---------- Data for this exercise

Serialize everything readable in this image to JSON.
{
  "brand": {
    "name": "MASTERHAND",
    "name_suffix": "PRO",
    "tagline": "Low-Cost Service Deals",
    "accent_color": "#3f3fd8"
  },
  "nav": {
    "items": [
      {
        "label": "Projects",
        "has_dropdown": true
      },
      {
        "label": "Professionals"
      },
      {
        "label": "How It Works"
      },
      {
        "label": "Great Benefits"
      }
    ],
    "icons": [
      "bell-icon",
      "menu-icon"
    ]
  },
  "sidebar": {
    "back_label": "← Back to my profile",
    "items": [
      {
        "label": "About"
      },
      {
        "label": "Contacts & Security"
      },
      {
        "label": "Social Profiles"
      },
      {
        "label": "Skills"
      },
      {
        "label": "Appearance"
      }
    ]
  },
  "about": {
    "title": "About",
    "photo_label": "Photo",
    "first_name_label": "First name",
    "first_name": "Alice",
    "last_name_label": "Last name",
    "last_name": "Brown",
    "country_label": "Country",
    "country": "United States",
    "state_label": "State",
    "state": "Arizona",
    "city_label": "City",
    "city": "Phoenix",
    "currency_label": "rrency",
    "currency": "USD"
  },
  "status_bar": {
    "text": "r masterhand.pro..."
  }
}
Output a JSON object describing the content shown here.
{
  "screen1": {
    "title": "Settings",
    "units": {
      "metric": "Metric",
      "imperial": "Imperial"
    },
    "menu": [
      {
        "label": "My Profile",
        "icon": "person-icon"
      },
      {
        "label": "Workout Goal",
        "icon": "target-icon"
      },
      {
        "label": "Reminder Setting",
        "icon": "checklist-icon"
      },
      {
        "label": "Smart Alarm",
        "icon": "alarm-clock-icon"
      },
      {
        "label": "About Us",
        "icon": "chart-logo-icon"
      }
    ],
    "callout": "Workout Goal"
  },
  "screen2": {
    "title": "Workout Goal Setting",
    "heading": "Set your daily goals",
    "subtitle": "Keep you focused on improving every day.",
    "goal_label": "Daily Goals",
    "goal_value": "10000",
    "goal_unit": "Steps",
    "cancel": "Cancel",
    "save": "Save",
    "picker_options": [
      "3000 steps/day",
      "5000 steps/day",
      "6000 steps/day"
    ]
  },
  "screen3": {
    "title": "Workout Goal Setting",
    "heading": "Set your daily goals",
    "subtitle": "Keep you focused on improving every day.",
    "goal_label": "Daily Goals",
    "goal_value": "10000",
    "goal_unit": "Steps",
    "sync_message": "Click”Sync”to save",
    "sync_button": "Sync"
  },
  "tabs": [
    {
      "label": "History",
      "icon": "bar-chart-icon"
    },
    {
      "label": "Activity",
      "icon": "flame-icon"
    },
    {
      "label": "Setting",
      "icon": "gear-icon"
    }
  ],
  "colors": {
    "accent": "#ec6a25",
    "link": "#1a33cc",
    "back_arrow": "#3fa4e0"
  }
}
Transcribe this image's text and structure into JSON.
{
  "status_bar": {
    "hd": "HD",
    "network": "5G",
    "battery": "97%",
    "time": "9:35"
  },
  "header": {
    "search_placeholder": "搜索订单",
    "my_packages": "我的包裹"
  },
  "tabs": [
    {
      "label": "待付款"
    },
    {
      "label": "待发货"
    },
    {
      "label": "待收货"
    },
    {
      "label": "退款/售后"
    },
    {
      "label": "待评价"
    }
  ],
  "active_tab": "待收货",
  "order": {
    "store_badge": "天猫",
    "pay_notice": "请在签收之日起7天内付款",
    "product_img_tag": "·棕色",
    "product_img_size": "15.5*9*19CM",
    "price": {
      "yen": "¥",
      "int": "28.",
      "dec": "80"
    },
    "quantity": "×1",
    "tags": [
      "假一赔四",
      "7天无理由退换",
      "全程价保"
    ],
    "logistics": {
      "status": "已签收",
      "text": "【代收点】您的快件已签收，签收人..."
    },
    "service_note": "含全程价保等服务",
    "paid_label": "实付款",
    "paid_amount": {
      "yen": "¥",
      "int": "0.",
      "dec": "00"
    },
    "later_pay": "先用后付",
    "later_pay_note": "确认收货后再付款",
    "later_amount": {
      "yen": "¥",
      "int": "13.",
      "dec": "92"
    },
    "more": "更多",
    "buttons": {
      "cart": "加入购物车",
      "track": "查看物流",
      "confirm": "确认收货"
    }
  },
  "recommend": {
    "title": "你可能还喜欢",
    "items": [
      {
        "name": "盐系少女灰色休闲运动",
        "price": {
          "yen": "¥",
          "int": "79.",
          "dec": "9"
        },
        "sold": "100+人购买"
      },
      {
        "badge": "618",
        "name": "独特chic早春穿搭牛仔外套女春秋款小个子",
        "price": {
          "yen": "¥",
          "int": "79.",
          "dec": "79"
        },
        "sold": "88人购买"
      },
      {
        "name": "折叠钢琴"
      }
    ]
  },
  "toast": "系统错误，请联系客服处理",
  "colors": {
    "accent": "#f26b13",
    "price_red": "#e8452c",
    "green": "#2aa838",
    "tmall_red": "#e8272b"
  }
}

--------------------
---------- Data for this exercise

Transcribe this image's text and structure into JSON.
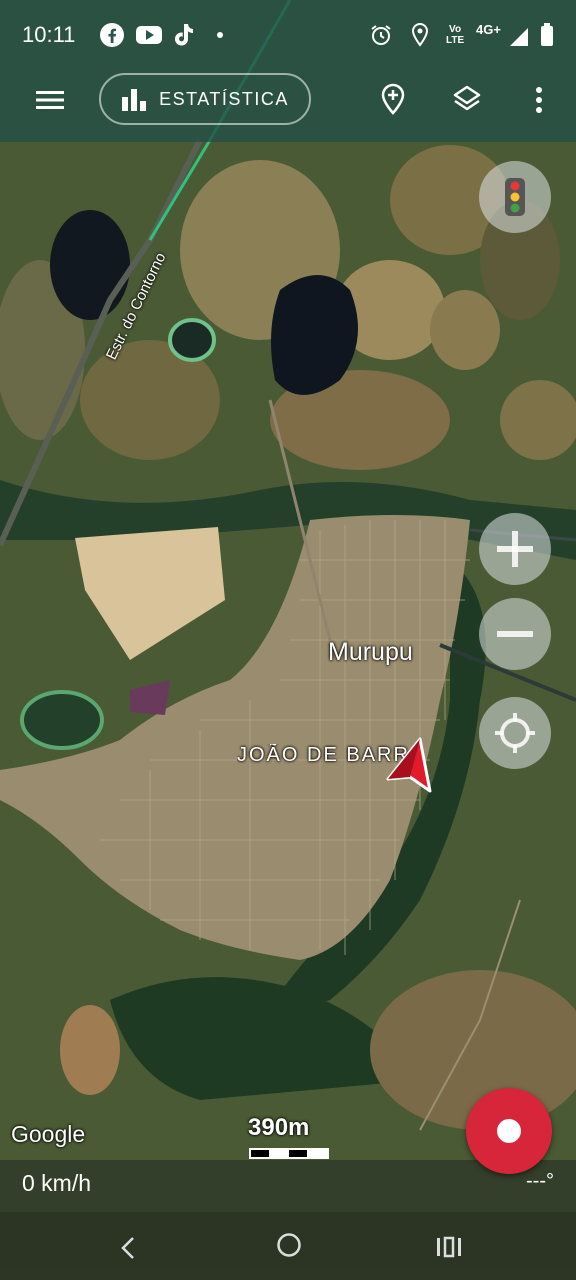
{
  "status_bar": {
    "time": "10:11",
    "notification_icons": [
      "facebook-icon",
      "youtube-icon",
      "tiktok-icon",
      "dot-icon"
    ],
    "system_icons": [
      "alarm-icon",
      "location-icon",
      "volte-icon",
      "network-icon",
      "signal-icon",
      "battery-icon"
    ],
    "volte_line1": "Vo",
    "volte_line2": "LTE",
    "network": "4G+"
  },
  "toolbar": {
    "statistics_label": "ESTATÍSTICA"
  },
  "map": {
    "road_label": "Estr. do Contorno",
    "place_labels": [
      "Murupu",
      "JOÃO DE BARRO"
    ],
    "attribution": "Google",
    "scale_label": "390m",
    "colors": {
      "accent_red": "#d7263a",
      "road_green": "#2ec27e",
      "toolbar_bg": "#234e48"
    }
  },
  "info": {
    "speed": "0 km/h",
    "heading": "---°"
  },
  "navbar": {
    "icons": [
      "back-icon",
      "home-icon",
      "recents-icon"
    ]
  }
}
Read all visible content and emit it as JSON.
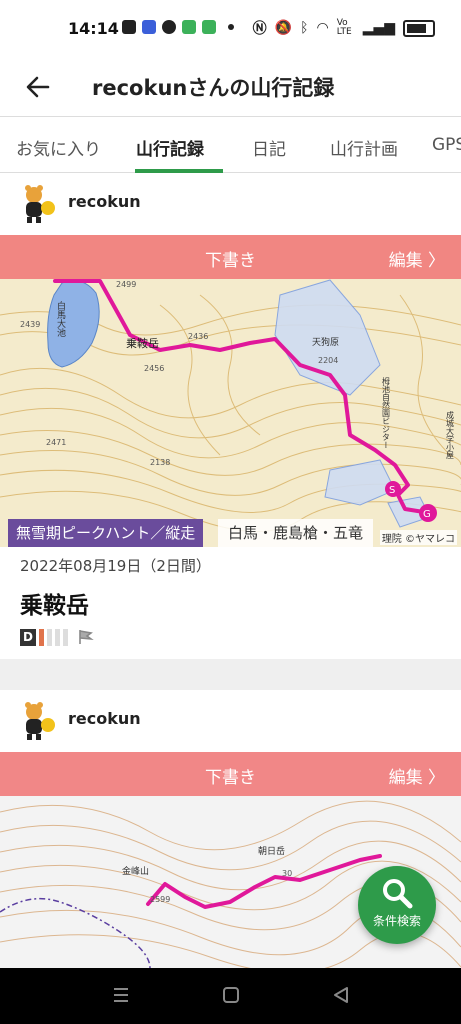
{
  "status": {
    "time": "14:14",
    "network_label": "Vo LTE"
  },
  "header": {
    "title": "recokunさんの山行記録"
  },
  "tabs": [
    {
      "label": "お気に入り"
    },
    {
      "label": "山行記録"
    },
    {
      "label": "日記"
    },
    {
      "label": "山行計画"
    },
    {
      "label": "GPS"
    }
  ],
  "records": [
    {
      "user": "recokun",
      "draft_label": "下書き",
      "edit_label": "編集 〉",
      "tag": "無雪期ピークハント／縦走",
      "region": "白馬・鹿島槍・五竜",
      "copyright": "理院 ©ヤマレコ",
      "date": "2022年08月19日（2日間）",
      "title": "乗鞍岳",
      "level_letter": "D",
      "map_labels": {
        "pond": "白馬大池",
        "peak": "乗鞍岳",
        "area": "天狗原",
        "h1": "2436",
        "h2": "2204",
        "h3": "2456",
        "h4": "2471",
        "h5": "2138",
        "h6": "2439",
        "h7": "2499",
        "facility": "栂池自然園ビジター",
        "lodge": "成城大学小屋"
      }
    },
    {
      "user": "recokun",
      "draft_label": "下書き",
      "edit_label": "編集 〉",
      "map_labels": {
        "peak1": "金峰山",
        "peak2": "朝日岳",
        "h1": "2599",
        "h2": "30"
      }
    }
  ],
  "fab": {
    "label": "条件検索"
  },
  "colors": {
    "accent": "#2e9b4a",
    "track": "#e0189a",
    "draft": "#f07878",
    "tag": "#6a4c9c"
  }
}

--------------------

- What you will do -
Gather each line of the records holding the string "Sync".

- Task output -
    "sync_message": "Click”Sync”to save",
    "sync_button": "Sync"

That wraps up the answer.